----- PASSAGE SHOWN -----

Module regpy.solvers.nonlinear.irgnm

Classes

class IrgnmCG (setting, data, regpar, regpar_step=0.6666666666666666, init=None, cg_pars={'reltolx': 0.3333333333333333, 'reltoly': 0.3333333333333333, 'all_tol_criteria': False}, cgstop=1000, inner_it_logging_level=30, simplified_op=None)

The Iteratively Regularized Gauss-Newton Method method. In each iteration, minimizes

\Vert(x_{n}) + T'[x_n] h - data\Vert^{2} + regpar_{n} \cdot \Vert x_{n} + h - init\Vert^{2}

where T is a Frechet-differentiable operator, using TikhonovCG. regpar_n is a decreasing geometric sequence of regularization parameters.

Parameters

setting : RegularizationSetting
The setting of the forward problem.
data : array-like
The measured data.
regpar : float
The initial regularization parameter. Must be positive.
regpar_step : float, optional
The factor by which to reduce the regpar in each iteration. Default: 2/3.

-----

BRIEF A
Rewrite the paragraph of the module documentation beginning "where T is a Frechet-differentiable operator" as a short bulleted list that keeps its main facts.

----- ENTRIES -----

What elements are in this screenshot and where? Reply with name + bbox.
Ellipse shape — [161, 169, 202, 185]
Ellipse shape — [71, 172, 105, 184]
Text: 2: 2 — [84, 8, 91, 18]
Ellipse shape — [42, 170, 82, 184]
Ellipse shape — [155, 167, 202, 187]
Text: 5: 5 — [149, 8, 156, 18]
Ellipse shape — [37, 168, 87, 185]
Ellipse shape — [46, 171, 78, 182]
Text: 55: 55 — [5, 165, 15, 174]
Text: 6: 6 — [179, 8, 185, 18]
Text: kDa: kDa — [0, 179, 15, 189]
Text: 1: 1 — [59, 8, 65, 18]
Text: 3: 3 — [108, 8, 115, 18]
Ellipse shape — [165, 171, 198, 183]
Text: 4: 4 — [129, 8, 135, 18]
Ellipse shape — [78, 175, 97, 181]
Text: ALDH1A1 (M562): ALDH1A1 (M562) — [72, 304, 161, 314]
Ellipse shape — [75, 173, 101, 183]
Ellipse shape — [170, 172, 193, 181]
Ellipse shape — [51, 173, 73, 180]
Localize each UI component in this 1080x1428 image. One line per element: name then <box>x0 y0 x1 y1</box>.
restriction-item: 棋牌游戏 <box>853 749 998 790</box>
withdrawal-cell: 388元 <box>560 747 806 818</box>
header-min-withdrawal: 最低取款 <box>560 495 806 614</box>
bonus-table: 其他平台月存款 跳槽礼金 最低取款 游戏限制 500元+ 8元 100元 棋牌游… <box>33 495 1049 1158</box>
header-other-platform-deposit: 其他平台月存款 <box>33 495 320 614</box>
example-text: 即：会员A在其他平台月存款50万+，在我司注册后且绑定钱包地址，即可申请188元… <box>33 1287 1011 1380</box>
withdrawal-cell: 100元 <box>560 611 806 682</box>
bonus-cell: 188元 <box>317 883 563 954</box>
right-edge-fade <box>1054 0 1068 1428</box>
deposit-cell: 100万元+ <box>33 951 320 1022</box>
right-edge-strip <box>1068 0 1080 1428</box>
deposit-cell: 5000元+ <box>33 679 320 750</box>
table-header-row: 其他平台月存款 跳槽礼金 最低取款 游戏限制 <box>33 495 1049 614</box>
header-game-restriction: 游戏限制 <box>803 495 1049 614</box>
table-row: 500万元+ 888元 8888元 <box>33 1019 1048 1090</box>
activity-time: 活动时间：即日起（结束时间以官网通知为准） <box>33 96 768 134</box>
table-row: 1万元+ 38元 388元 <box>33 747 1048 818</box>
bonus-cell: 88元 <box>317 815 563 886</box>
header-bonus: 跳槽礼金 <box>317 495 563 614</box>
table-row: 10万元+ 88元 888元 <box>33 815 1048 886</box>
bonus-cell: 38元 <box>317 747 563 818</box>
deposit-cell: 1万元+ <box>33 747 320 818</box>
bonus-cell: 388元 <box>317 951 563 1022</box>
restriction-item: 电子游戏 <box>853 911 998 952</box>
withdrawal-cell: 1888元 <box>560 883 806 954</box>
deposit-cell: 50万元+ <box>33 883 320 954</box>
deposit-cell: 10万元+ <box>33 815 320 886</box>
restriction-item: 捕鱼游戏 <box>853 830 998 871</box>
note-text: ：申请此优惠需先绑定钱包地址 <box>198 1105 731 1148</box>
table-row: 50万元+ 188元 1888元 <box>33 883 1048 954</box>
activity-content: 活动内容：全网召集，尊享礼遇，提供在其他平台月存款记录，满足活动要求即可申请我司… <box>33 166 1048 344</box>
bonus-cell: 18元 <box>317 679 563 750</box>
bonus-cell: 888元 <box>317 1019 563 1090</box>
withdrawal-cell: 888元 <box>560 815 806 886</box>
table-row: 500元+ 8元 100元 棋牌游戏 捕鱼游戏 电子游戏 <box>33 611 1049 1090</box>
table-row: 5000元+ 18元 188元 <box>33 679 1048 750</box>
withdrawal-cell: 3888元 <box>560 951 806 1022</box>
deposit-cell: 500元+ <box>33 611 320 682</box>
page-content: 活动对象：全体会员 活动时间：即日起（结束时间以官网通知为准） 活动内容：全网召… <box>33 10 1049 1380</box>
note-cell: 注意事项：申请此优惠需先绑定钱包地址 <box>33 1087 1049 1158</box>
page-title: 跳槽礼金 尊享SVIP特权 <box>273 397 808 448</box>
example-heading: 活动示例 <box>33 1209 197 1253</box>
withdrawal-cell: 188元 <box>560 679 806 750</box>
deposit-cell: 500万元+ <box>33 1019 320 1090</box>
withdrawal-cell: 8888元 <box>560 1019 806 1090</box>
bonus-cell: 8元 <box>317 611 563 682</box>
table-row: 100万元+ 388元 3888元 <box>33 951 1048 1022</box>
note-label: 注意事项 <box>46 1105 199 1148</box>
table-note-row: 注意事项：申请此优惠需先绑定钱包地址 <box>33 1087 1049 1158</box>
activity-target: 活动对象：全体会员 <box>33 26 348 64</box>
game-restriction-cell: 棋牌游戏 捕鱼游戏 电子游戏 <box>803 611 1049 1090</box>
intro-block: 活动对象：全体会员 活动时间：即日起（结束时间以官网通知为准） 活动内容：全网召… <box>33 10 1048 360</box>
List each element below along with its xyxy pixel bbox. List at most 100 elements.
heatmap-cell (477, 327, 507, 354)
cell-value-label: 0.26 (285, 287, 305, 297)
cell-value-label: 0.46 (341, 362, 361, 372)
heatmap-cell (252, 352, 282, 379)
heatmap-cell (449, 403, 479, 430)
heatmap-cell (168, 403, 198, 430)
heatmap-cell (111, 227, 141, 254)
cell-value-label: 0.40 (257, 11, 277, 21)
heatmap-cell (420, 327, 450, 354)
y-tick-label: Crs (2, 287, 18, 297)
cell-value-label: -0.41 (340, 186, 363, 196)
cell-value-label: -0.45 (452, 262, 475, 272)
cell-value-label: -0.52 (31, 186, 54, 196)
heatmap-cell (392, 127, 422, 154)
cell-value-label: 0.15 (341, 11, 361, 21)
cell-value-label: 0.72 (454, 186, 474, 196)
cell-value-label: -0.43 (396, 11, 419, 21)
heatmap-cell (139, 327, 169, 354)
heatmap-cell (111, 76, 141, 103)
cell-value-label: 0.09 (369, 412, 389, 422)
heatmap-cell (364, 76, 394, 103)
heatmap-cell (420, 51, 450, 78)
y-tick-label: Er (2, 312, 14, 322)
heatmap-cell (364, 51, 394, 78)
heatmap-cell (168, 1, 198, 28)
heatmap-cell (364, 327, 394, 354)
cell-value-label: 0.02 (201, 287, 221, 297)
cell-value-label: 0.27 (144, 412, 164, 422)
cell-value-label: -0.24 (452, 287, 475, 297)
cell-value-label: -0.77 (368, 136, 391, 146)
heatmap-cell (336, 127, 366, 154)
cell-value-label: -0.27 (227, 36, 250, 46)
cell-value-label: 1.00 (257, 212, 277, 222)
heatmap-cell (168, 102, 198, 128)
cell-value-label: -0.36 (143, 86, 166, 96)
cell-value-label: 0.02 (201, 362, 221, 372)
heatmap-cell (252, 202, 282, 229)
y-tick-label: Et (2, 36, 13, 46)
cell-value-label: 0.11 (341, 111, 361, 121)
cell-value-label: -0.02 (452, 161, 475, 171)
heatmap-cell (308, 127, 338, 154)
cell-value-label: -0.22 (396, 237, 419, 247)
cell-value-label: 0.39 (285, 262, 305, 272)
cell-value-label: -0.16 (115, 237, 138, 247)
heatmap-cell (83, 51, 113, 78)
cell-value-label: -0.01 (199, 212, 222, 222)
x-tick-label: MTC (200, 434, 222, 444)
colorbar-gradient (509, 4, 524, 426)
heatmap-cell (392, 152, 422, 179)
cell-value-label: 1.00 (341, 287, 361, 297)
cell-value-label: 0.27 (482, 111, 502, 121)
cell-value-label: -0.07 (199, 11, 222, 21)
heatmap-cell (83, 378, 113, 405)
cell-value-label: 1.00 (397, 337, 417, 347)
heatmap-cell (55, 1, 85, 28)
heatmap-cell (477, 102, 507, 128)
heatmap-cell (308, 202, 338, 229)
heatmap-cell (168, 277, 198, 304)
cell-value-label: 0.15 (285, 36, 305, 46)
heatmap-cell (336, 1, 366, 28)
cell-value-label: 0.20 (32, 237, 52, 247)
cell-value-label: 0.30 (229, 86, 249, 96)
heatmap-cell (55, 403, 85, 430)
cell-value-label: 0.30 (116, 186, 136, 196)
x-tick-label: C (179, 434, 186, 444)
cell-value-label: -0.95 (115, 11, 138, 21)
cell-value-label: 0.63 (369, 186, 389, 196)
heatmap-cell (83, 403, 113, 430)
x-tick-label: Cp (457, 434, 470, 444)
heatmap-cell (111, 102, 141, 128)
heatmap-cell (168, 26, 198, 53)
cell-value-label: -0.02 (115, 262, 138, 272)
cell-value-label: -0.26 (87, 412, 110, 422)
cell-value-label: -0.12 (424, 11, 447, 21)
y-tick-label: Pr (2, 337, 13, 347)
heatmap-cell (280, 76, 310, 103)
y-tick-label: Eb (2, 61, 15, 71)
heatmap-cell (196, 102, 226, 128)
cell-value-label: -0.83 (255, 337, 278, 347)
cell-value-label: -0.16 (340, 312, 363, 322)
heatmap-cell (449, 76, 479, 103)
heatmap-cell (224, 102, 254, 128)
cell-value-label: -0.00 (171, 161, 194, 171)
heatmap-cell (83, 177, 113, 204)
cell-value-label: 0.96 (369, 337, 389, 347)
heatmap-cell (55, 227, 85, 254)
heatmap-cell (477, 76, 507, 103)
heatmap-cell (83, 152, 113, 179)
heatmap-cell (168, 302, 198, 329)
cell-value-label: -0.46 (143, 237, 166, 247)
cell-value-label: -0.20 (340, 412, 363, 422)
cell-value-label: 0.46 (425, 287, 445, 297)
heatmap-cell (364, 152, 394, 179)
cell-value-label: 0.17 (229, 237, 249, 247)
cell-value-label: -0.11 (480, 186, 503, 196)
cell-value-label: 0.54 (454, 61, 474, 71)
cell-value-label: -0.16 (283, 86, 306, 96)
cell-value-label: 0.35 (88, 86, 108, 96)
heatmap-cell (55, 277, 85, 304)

-----

BRIEF B
Render the entries as a Markdown table with the columns Row and Line, starting with the first line of the entries and going on through the line that contains "bonus-table: 其他平台月存款 跳槽礼金". Give each line its own numbered row and leave out blank lines.

EXPECTED OUTPUT A
- T is a Frechet-differentiable operator.
- The minimization is carried out using TikhonovCG.
- regpar_n is a decreasing geometric sequence of regularization parameters.

EXPECTED OUTPUT B
| Row | Line |
|---|---|
| 1 | What elements are in this screenshot and where? Reply with name + bbox. |
| 2 | Ellipse shape — [161, 169, 202, 185] |
| 3 | Ellipse shape — [71, 172, 105, 184] |
| 4 | Text: 2: 2 — [84, 8, 91, 18] |
| 5 | Ellipse shape — [42, 170, 82, 184] |
| 6 | Ellipse shape — [155, 167, 202, 187] |
| 7 | Text: 5: 5 — [149, 8, 156, 18] |
| 8 | Ellipse shape — [37, 168, 87, 185] |
| 9 | Ellipse shape — [46, 171, 78, 182] |
| 10 | Text: 55: 55 — [5, 165, 15, 174] |
| 11 | Text: 6: 6 — [179, 8, 185, 18] |
| 12 | Text: kDa: kDa — [0, 179, 15, 189] |
| 13 | Text: 1: 1 — [59, 8, 65, 18] |
| 14 | Text: 3: 3 — [108, 8, 115, 18] |
| 15 | Ellipse shape — [165, 171, 198, 183] |
| 16 | Text: 4: 4 — [129, 8, 135, 18] |
| 17 | Ellipse shape — [78, 175, 97, 181] |
| 18 | Text: ALDH1A1 (M562): ALDH1A1 (M562) — [72, 304, 161, 314] |
| 19 | Ellipse shape — [75, 173, 101, 183] |
| 20 | Ellipse shape — [170, 172, 193, 181] |
| 21 | Ellipse shape — [51, 173, 73, 180] |
| 22 | Localize each UI component in this 1080x1428 image. One line per element: name then <box>x0 y0 x1 y1</box>. |
| 23 | restriction-item: 棋牌游戏 <box>853 749 998 790</box> |
| 24 | withdrawal-cell: 388元 <box>560 747 806 818</box> |
| 25 | header-min-withdrawal: 最低取款 <box>560 495 806 614</box> |
| 26 | bonus-table: 其他平台月存款 跳槽礼金 最低取款 游戏限制 500元+ 8元 100元 棋牌游… <box>33 495 1049 1158</box> |